** START **

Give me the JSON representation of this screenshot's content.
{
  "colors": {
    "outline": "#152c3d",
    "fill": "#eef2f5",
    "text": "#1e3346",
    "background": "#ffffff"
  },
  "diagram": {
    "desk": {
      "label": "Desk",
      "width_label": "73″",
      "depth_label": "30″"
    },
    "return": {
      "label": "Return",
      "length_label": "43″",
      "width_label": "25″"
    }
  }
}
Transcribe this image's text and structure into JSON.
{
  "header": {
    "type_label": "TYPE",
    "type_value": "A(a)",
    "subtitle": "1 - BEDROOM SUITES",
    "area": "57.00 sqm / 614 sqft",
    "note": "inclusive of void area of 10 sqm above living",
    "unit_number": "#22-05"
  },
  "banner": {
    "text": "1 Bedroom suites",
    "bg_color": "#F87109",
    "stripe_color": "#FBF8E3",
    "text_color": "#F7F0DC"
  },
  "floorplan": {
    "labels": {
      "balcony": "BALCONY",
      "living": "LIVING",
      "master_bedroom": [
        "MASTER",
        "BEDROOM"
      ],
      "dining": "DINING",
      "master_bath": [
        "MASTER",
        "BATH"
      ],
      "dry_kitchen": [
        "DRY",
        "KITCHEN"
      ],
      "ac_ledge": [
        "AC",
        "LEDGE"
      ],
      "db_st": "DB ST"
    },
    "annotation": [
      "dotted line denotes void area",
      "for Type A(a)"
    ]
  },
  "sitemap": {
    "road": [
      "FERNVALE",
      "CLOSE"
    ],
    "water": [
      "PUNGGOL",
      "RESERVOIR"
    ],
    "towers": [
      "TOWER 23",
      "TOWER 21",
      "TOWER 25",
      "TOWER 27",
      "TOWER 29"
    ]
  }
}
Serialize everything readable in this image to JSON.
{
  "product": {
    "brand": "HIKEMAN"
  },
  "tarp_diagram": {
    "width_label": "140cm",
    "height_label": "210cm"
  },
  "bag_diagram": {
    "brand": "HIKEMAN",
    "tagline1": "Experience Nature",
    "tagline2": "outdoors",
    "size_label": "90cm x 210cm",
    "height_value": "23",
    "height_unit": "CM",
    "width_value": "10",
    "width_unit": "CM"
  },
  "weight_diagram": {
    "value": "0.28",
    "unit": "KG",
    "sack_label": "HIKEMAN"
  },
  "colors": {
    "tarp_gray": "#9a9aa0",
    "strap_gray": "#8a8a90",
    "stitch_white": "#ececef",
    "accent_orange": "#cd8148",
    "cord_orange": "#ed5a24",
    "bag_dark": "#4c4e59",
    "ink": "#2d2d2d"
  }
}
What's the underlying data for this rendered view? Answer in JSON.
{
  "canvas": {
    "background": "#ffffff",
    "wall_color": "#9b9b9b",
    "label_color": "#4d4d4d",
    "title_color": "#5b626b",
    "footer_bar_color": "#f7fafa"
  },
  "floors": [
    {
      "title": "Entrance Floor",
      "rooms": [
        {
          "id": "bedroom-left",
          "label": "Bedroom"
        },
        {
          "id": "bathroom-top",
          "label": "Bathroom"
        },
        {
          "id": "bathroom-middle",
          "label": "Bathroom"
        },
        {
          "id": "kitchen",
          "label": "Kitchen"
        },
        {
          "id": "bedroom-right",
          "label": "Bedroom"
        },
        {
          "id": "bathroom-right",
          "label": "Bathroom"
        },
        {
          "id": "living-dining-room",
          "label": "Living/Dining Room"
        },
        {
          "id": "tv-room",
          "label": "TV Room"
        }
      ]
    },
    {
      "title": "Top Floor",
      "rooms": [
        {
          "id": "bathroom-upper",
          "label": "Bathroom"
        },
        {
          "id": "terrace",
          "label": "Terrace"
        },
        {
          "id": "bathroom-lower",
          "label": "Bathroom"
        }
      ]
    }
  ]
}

** END **
** START **

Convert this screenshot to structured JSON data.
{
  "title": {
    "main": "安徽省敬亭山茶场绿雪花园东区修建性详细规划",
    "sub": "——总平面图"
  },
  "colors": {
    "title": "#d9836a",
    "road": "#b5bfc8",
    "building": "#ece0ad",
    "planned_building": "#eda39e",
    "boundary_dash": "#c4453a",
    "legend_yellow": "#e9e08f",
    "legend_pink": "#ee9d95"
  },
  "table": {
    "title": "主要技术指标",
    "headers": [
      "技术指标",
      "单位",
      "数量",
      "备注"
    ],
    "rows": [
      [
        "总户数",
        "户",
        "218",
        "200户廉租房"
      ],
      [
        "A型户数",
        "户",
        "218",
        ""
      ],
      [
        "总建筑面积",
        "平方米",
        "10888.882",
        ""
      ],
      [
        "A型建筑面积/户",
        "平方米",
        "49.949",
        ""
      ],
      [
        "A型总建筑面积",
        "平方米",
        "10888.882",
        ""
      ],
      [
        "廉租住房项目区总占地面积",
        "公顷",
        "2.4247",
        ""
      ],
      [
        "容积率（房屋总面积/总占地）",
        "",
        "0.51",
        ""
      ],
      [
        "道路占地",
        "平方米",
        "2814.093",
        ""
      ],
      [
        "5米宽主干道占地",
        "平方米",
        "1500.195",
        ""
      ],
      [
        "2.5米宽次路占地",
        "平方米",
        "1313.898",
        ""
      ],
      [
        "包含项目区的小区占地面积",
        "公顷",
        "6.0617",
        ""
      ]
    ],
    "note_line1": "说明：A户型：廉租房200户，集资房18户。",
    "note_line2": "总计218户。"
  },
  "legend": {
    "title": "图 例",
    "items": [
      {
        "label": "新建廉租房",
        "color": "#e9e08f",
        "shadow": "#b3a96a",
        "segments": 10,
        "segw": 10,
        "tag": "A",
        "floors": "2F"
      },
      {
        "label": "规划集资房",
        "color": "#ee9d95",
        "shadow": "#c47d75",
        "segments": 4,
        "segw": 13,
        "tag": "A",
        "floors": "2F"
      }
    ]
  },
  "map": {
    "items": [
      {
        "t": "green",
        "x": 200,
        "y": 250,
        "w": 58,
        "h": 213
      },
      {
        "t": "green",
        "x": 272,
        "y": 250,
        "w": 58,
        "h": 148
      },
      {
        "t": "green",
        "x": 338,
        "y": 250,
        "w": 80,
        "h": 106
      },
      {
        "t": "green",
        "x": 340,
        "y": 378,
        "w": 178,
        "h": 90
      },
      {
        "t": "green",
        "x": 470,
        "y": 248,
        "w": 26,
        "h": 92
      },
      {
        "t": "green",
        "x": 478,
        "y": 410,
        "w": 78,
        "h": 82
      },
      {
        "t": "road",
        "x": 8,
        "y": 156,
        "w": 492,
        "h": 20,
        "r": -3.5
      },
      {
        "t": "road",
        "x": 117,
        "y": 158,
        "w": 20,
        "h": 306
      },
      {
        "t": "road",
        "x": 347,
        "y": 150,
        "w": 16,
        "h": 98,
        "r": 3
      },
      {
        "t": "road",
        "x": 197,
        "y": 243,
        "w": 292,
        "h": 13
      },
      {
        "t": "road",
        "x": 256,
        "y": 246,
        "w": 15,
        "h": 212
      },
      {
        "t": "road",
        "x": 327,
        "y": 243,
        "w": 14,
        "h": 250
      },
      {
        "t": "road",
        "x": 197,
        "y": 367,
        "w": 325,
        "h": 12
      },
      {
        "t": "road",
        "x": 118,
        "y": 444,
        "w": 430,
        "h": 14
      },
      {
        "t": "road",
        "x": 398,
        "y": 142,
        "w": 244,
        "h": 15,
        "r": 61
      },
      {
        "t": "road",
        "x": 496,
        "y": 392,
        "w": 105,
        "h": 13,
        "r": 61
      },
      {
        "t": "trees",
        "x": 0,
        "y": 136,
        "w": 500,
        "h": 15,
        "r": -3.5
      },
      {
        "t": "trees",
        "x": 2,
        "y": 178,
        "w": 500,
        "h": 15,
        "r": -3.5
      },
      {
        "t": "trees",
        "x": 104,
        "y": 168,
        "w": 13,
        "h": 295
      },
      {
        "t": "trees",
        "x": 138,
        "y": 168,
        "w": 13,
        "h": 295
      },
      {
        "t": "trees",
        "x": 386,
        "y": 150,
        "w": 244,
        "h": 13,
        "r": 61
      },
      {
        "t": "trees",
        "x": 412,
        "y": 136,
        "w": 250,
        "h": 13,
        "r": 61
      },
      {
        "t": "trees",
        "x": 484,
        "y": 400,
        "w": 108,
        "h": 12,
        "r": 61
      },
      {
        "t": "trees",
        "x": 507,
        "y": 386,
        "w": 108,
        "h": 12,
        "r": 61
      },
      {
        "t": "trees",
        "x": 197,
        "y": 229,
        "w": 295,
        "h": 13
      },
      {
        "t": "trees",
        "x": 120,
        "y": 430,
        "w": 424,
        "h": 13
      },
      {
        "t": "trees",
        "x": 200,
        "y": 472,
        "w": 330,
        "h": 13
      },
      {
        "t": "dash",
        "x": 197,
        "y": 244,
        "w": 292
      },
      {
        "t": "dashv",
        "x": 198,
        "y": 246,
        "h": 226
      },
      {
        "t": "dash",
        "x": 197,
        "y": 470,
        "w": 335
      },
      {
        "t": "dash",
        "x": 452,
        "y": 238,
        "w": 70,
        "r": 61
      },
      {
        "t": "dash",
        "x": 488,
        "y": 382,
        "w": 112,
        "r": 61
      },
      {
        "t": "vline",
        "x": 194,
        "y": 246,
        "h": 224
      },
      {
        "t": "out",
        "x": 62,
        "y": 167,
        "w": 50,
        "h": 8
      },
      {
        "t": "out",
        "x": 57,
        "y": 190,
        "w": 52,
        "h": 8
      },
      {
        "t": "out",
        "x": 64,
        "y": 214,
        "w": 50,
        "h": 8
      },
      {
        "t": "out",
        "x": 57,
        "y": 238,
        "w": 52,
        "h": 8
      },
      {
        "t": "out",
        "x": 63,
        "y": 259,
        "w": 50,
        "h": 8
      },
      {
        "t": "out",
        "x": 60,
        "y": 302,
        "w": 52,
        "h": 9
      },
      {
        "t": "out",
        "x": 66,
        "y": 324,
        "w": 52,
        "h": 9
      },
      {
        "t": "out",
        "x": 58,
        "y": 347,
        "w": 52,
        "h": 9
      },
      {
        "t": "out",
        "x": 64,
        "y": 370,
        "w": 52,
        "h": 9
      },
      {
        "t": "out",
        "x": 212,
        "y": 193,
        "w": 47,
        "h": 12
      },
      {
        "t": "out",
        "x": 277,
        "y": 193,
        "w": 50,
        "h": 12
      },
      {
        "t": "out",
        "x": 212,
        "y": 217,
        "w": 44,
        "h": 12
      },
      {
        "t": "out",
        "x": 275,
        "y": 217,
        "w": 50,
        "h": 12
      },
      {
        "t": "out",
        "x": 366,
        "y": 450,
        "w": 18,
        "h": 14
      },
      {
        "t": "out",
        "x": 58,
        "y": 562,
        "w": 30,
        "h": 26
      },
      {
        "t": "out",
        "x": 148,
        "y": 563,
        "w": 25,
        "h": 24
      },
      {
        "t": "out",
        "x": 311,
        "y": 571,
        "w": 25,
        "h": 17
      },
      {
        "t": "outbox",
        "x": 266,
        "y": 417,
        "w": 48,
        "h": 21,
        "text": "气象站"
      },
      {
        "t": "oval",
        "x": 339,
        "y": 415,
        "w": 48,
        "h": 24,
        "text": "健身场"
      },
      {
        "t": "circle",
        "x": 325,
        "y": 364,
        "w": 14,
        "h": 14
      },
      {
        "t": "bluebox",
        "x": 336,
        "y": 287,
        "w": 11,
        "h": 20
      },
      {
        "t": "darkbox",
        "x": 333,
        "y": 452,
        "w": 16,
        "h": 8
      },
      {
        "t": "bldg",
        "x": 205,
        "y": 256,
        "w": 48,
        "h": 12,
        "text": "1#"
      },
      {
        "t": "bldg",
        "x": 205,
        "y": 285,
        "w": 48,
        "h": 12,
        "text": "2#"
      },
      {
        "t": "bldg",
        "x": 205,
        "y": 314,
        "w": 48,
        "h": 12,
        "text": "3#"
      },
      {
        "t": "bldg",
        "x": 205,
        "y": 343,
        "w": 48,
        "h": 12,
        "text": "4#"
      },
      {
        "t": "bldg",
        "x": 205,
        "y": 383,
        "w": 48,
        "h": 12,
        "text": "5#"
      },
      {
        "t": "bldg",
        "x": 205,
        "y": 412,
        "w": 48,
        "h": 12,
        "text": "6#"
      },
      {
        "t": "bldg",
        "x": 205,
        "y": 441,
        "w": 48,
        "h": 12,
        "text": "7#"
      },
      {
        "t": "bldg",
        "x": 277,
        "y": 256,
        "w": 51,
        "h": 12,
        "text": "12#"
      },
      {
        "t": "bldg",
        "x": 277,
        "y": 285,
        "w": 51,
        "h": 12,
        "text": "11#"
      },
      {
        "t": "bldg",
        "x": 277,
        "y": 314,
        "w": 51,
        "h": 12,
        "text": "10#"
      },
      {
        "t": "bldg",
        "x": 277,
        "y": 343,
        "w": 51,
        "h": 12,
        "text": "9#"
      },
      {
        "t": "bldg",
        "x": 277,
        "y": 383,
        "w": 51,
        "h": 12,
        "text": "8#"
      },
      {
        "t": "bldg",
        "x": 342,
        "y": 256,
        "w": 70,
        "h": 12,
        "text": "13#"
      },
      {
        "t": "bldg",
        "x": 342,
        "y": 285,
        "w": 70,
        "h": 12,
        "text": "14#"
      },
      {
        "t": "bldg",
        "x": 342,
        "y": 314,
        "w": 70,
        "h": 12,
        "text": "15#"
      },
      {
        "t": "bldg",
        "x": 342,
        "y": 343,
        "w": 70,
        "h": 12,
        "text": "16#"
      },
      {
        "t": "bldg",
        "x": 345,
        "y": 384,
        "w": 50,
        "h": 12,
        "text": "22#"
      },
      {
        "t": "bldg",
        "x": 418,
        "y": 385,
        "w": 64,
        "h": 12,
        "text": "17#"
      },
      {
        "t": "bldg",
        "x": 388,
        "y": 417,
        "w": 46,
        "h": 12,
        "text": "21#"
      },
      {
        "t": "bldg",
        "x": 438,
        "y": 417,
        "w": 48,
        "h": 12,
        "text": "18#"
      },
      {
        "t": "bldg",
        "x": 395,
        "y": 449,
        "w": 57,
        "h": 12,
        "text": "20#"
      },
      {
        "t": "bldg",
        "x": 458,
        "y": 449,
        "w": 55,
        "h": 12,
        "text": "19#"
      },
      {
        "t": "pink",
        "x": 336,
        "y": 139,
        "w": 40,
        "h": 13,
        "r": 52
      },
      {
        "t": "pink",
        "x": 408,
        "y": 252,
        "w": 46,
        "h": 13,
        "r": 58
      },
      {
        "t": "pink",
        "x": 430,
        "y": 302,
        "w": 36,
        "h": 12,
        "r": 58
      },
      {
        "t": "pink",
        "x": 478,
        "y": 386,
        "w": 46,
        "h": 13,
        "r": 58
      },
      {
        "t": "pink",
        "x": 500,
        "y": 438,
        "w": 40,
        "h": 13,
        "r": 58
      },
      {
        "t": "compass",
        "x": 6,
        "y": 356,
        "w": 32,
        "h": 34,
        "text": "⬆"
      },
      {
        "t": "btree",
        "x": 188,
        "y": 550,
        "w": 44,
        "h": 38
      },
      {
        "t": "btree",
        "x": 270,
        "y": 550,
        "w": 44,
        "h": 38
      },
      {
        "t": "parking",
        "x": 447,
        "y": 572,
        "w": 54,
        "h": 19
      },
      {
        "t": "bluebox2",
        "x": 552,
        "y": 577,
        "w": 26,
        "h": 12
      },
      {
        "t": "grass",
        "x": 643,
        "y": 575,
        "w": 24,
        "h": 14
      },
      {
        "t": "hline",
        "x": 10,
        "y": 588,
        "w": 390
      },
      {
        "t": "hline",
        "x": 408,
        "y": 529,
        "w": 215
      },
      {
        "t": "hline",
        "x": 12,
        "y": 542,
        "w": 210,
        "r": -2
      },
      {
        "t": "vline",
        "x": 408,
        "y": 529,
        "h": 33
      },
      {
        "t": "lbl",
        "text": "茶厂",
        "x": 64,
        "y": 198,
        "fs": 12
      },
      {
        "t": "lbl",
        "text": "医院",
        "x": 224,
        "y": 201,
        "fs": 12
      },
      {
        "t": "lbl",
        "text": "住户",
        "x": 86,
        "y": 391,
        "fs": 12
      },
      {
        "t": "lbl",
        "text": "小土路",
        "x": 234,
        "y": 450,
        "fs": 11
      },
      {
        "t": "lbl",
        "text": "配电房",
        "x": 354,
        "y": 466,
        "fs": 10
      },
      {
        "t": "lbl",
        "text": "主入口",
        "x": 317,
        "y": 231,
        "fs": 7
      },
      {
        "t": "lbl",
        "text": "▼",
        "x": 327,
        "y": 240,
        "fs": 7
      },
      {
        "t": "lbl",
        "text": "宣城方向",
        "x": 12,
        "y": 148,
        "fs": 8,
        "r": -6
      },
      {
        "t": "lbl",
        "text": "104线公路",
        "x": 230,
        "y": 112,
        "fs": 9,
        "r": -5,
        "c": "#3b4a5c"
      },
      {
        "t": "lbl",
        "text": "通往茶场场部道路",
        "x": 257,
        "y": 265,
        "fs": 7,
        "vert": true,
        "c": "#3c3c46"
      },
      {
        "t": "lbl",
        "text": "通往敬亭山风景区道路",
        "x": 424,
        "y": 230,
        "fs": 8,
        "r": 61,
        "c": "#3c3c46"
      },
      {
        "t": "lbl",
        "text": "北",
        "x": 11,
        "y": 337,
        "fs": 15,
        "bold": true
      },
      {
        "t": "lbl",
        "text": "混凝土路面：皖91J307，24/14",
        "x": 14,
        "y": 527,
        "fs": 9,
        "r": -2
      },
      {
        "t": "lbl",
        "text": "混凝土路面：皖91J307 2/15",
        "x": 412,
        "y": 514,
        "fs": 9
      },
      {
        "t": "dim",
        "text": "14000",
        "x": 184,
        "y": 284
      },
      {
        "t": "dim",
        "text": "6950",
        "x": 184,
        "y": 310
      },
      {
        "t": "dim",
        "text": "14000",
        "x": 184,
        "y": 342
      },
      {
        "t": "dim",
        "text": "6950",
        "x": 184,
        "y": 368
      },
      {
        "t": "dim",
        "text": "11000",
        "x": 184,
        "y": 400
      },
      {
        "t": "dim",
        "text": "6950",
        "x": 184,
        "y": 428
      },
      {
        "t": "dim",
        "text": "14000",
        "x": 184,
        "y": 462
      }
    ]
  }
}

** END **
** START **

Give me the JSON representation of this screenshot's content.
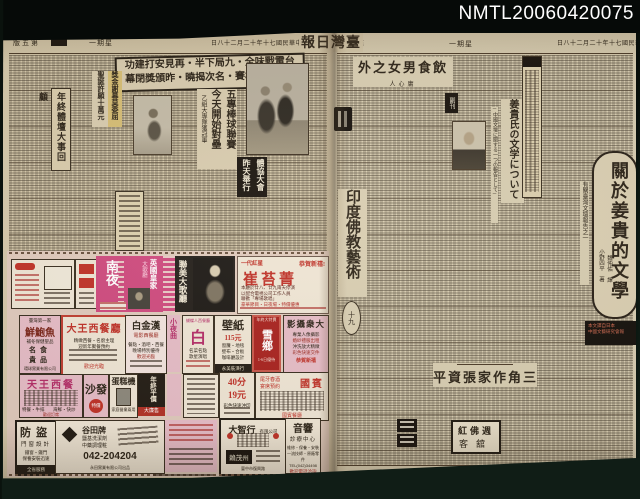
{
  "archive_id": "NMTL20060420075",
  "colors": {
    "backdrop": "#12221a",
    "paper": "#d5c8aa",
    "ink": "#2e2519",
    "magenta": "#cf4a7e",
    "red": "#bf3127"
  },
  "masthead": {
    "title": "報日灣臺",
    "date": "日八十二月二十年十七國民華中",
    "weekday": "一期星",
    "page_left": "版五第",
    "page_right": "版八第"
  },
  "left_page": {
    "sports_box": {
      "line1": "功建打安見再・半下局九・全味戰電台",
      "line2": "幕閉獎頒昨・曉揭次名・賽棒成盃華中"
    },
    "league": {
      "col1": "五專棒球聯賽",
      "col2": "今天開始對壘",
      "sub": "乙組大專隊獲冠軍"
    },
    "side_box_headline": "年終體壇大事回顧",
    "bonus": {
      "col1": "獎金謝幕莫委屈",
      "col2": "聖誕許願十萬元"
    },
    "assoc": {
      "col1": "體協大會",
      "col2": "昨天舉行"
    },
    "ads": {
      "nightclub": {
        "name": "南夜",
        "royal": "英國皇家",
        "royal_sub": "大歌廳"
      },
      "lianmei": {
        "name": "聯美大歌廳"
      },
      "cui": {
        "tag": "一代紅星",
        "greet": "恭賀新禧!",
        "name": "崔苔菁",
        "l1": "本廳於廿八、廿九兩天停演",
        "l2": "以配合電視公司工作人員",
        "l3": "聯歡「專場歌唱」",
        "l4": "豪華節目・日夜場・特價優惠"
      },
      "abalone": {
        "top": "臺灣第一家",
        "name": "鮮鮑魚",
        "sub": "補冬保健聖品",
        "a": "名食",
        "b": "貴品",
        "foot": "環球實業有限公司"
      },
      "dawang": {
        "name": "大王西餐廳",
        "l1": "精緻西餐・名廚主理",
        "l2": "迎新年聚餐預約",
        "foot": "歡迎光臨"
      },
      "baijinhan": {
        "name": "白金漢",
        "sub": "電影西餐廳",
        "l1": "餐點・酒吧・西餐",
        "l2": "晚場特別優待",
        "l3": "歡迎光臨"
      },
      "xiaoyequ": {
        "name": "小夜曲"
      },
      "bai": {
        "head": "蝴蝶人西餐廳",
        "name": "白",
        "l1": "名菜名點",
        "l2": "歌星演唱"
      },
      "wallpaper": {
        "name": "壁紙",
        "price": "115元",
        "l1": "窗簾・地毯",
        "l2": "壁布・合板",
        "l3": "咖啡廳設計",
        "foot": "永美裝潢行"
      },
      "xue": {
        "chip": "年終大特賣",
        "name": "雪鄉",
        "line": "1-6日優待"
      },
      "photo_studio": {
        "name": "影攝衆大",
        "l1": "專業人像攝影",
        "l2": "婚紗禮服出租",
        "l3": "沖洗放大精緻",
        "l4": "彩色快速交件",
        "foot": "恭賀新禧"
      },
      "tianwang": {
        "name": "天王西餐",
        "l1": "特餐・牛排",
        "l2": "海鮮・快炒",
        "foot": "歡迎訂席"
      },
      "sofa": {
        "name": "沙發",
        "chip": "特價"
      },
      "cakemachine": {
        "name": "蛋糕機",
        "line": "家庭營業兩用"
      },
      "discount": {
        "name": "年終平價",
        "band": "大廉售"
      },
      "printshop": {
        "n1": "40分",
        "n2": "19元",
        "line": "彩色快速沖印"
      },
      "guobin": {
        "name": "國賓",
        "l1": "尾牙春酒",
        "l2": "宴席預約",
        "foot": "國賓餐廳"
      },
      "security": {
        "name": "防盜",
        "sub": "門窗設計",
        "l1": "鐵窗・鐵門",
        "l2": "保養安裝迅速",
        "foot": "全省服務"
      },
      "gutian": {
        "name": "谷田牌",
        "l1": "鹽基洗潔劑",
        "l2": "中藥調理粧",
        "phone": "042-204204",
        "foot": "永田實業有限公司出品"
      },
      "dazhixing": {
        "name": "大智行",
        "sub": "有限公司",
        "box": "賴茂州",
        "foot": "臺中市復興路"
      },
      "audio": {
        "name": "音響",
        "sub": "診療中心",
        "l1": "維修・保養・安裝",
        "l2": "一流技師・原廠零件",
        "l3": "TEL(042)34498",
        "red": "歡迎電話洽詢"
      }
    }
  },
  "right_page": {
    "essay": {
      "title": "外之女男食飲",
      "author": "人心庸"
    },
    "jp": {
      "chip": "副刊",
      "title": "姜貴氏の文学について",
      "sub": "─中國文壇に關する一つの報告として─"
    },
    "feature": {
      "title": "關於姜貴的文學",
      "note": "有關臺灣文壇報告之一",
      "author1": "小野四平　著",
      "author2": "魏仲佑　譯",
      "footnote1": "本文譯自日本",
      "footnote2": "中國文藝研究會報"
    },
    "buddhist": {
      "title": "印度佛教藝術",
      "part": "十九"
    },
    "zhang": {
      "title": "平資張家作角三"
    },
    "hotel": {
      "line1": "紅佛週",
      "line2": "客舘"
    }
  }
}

** END **

What is asked ->
Identify lines with the string "area". Copy each one.

Finished exercise ->
    "area": "57.00 sqm / 614 sqft",
    "note": "inclusive of void area of 10 sqm above living",
      "dotted line denotes void area",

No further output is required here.